# Start of Items

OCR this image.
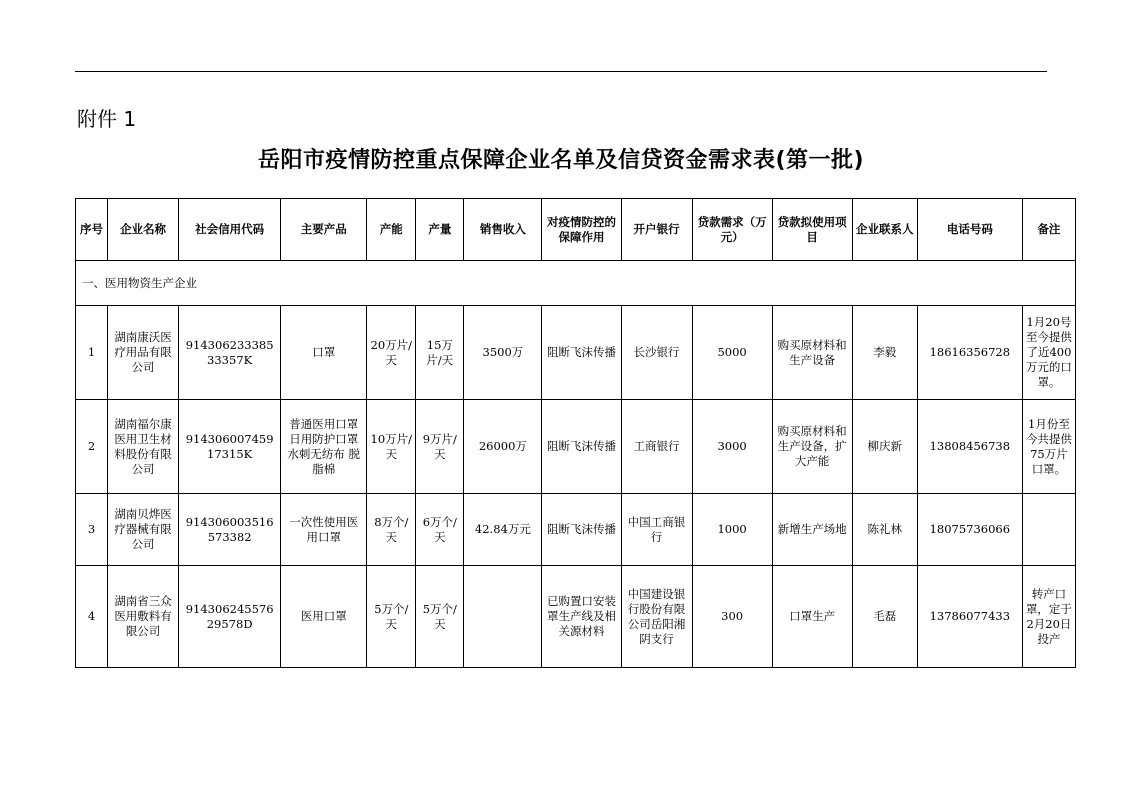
附件 1
岳阳市疫情防控重点保障企业名单及信贷资金需求表(第一批)
序号	企业名称	社会信用代码	主要产品	产能	产量	销售收入	对疫情防控的保障作用	开户银行	贷款需求（万元）	贷款拟使用项目	企业联系人	电话号码	备注
一、医用物资生产企业													
1	湖南康沃医疗用品有限公司	91430623338533357K	口罩	20万片/天	15万片/天	3500万	阻断飞沫传播	长沙银行	5000	购买原材料和生产设备	李毅	18616356728	1月20号至今提供了近400万元的口罩。
2	湖南福尔康医用卫生材料股份有限公司	91430600745917315K	普通医用口罩 日用防护口罩 水刺无纺布 脱脂棉	10万片/天	9万片/天	26000万	阻断飞沫传播	工商银行	3000	购买原材料和生产设备，扩大产能	柳庆新	13808456738	1月份至今共提供75万片口罩。
3	湖南贝烨医疗器械有限公司	914306003516573382	一次性使用医用口罩	8万个/天	6万个/天	42.84万元	阻断飞沫传播	中国工商银行	1000	新增生产场地	陈礼林	18075736066	
4	湖南省三众医用敷料有限公司	91430624557629578D	医用口罩	5万个/天	5万个/天		已购置口安装罩生产线及相关源材料	中国建设银行股份有限公司岳阳湘阴支行	300	口罩生产	毛磊	13786077433	转产口罩，定于2月20日投产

# End of Items

▸ **What this task involves**:
Replicate the material above verbatim; images stay out of the copy.

▸ **Answer to the task**:
OCR this image.
附件 1
岳阳市疫情防控重点保障企业名单及信贷资金需求表(第一批)
序号	企业名称	社会信用代码	主要产品	产能	产量	销售收入	对疫情防控的保障作用	开户银行	贷款需求（万元）	贷款拟使用项目	企业联系人	电话号码	备注
一、医用物资生产企业													
1	湖南康沃医疗用品有限公司	91430623338533357K	口罩	20万片/天	15万片/天	3500万	阻断飞沫传播	长沙银行	5000	购买原材料和生产设备	李毅	18616356728	1月20号至今提供了近400万元的口罩。
2	湖南福尔康医用卫生材料股份有限公司	91430600745917315K	普通医用口罩 日用防护口罩 水刺无纺布 脱脂棉	10万片/天	9万片/天	26000万	阻断飞沫传播	工商银行	3000	购买原材料和生产设备，扩大产能	柳庆新	13808456738	1月份至今共提供75万片口罩。
3	湖南贝烨医疗器械有限公司	914306003516573382	一次性使用医用口罩	8万个/天	6万个/天	42.84万元	阻断飞沫传播	中国工商银行	1000	新增生产场地	陈礼林	18075736066	
4	湖南省三众医用敷料有限公司	91430624557629578D	医用口罩	5万个/天	5万个/天		已购置口安装罩生产线及相关源材料	中国建设银行股份有限公司岳阳湘阴支行	300	口罩生产	毛磊	13786077433	转产口罩，定于2月20日投产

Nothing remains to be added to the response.